→ SET PROBLEM: Find the number of lines in these records where the word "некоммерческим" appears. Reply with that number and nothing more.

** Begin EXERCISE MATERIAL **

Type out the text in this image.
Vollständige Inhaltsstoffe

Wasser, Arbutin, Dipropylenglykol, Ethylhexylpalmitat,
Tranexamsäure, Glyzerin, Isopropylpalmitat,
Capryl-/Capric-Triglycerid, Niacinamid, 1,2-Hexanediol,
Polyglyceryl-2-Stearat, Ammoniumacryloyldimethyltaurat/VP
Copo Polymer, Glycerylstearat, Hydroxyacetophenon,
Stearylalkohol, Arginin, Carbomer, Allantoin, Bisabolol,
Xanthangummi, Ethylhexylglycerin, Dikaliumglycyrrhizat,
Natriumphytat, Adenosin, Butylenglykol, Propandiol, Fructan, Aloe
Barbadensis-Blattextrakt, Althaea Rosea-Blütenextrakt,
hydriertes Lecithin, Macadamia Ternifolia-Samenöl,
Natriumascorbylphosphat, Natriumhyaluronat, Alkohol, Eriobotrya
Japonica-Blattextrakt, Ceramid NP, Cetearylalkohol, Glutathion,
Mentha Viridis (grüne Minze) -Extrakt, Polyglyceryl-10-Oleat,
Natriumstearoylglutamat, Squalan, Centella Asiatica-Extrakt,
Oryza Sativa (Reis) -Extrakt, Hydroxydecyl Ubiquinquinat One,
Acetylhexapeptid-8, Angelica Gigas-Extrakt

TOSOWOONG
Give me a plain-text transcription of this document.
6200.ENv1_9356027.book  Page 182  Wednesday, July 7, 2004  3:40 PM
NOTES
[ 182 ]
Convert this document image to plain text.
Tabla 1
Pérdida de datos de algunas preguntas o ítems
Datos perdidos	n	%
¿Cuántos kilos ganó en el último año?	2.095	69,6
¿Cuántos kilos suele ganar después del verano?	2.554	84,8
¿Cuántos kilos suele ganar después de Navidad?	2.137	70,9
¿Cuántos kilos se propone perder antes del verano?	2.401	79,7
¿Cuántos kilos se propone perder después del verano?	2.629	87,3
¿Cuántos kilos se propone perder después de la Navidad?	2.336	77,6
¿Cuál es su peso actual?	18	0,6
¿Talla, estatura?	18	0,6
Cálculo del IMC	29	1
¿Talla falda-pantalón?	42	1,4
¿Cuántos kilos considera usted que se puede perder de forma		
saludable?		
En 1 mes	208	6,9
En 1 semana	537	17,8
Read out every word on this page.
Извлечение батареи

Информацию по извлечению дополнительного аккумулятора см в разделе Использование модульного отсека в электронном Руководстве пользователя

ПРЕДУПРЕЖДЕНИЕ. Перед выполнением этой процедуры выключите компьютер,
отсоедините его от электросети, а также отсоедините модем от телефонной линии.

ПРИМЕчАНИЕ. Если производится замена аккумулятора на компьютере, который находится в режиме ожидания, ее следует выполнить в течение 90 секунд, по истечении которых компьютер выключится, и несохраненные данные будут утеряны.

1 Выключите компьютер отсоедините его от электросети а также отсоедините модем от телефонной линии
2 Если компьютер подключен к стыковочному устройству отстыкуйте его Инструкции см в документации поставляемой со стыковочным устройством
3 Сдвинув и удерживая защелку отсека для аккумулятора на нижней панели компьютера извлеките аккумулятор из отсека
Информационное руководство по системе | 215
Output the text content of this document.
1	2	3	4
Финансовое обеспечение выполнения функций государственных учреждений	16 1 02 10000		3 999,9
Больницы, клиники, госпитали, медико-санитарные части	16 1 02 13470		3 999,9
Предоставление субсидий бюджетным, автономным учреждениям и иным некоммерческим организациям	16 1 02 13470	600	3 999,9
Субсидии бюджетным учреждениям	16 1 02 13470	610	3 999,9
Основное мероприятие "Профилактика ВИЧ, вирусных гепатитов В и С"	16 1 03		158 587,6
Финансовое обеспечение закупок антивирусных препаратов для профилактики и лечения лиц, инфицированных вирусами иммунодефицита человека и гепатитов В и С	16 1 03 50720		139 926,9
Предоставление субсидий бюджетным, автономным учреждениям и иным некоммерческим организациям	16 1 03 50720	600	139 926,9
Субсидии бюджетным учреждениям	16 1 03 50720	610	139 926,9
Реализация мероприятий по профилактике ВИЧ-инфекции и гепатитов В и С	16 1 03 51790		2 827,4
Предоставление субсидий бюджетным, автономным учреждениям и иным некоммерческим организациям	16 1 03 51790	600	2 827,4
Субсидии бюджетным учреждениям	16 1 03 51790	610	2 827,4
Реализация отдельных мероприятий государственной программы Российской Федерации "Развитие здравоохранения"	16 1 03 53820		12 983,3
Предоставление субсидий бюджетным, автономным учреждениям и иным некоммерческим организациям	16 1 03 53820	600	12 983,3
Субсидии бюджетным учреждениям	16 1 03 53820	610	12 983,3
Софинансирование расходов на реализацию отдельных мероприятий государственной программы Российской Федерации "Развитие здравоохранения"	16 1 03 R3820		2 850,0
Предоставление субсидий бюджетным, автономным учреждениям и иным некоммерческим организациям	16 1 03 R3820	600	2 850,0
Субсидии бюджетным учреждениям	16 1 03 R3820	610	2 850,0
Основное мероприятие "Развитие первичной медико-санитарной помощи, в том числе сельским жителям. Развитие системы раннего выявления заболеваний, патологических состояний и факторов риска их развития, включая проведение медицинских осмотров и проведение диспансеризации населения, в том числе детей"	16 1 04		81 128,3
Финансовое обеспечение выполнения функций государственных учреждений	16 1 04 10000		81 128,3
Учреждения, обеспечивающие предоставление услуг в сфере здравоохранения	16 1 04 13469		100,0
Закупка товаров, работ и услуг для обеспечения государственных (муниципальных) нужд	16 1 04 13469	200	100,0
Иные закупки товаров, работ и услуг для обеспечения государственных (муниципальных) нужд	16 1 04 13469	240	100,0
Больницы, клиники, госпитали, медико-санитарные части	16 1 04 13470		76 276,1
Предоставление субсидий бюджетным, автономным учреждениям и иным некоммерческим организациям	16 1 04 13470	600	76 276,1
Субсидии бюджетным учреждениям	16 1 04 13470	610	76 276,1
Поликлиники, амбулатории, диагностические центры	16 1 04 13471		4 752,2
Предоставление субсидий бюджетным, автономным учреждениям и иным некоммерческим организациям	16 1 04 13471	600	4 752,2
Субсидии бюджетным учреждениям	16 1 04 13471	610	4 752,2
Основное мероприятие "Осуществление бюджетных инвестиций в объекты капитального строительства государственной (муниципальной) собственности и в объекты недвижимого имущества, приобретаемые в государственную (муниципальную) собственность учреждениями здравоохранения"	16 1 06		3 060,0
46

** End EXERCISE MATERIAL **

→ TASK ANSWER: 7